**Reading text**
┌────────
# Ground up a batch of deer meat for burgers, fell apart



## novasbc

This isn't precisely smoked (although I have smoked some hamburgers that tasted quite fine), but I'd like to be able to successfully grind my own hamburger meat, venison, or otherwise.

I've had other meats do this to me (when I ground up some other beef for hamburgers), so I'm guessing it has to do with my grind, but I'm not sure what specifically.  Putting it in this forum, because my most recent try was deer meat.

I decided to try a mix of 70/30 deer to bacon (ends and pieces, cheap).  Ran it through the grinder once with the 1/4" plate.  Then, did a mix to try and get the bacon and venison better mixed up. I probably could have used my wagon wheel (I think 3/8") plate for the first grind in retrospect. Then I ran it through my fine plate (5/32") a second and final time.

First thing we noticed was that it was super moist (perhaps the bacon?), so I didn't add my usual  Worcestershire sauce.  I can't remember if previous attempts with just beef was quite as moist.  I made 1/4 lb patties, so I could keep them a bit thinner (versus usually 1/3 lb. beef).  We added 1 egg per pound of meat, maybe that also contributed.

When it came to the grilling part, I have had this happen before, I go to cook it, and I treat it more or less like when I do 75" lean hamburger meat from the store.  I typically put an indention in the burger in the middle, and I cook it  on medium-high, so that in 3-4 minutes, a pool of juices starts forming in that indention.  Then, I flip it once, and wait for the juices to start coming out (clear) on the other side.  At that point, I put it in a closed container for them to rest.

Well, with these venison burgers, lots and lots of juice came out the top, but every time I'd go to flip it, the bottom was sticking to the grates.  The first batch got overdone because I kept waiting for them to be flappable, but they never got there.  In the end, on all of the ones I cooked, I ended up with an amount of meat staying stuck to the grill, that I later burned off for the next batch.  While being careful, I could keep them together, but I had to melt some cheese on to get them to really stick together for folks to be able to actually eat them.

We also made some small slider-sized patties that turned out a bit better, but I cooked those last, and by that time, I had gotten the process a bit better (starting out with full heat, then dropping down after a bit of a sear).  They still separated, but perhaps not quite as bad.

So, to make a long story short, what will cause the meat to not stick together like I experienced?  I'd assume it was just venison, but since I've had it happen on my own ground meats before, I tend to doubt it.

Any advice?

Thanks!
└────────
(Source data)
┌────────
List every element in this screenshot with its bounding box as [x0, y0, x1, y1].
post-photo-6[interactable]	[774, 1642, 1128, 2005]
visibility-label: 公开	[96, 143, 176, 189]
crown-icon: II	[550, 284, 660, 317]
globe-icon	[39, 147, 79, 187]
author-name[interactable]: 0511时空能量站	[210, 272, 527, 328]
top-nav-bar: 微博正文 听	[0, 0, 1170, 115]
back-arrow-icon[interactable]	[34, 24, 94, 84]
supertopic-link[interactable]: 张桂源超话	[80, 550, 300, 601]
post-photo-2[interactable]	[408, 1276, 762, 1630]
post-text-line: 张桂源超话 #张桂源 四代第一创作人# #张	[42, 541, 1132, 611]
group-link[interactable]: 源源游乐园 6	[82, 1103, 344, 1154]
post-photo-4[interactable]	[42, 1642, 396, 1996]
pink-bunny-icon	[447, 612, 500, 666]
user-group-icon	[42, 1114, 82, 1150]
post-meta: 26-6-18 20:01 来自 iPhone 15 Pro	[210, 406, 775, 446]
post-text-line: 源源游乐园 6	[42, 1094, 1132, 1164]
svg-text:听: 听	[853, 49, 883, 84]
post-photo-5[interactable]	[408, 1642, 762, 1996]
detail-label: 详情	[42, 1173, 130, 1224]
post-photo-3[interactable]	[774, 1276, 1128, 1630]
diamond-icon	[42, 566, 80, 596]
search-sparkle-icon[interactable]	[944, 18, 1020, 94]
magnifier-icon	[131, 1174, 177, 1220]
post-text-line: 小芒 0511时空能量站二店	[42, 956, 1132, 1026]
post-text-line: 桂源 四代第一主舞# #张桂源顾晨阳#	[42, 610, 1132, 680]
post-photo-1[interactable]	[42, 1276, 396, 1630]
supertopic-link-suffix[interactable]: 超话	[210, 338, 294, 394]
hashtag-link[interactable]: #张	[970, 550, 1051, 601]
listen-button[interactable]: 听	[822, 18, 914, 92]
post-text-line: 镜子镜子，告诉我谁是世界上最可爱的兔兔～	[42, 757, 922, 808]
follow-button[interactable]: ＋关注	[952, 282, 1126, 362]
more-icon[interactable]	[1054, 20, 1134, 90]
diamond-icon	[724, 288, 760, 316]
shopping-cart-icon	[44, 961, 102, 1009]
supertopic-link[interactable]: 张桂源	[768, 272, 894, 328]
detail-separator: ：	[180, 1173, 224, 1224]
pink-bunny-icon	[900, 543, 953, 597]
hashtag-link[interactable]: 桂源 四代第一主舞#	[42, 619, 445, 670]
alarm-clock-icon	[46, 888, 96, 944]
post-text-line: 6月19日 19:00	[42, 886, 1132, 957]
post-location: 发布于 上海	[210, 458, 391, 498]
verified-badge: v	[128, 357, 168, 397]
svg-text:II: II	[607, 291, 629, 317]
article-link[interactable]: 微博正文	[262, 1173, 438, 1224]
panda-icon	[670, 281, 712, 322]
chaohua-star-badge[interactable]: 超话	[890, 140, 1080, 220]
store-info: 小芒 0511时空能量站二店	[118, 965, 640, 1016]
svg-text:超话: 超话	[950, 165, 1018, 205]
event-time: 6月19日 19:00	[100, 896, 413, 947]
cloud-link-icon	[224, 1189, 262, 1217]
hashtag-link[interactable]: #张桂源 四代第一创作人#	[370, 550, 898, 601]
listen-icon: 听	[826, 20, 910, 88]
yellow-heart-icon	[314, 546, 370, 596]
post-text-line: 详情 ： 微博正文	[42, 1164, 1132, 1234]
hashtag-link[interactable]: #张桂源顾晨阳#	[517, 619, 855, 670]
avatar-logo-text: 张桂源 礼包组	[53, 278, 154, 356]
└────────
**Problem to solve**
Copy the forum post starting with "This isn't precisely" and going on through "was deer meat.", substituting "board" for "forum".

**Response**
This isn't precisely smoked (although I have smoked some hamburgers that tasted quite fine), but I'd like to be able to successfully grind my own hamburger meat, venison, or otherwise.

I've had other meats do this to me (when I ground up some other beef for hamburgers), so I'm guessing it has to do with my grind, but I'm not sure what specifically.  Putting it in this board, because my most recent try was deer meat.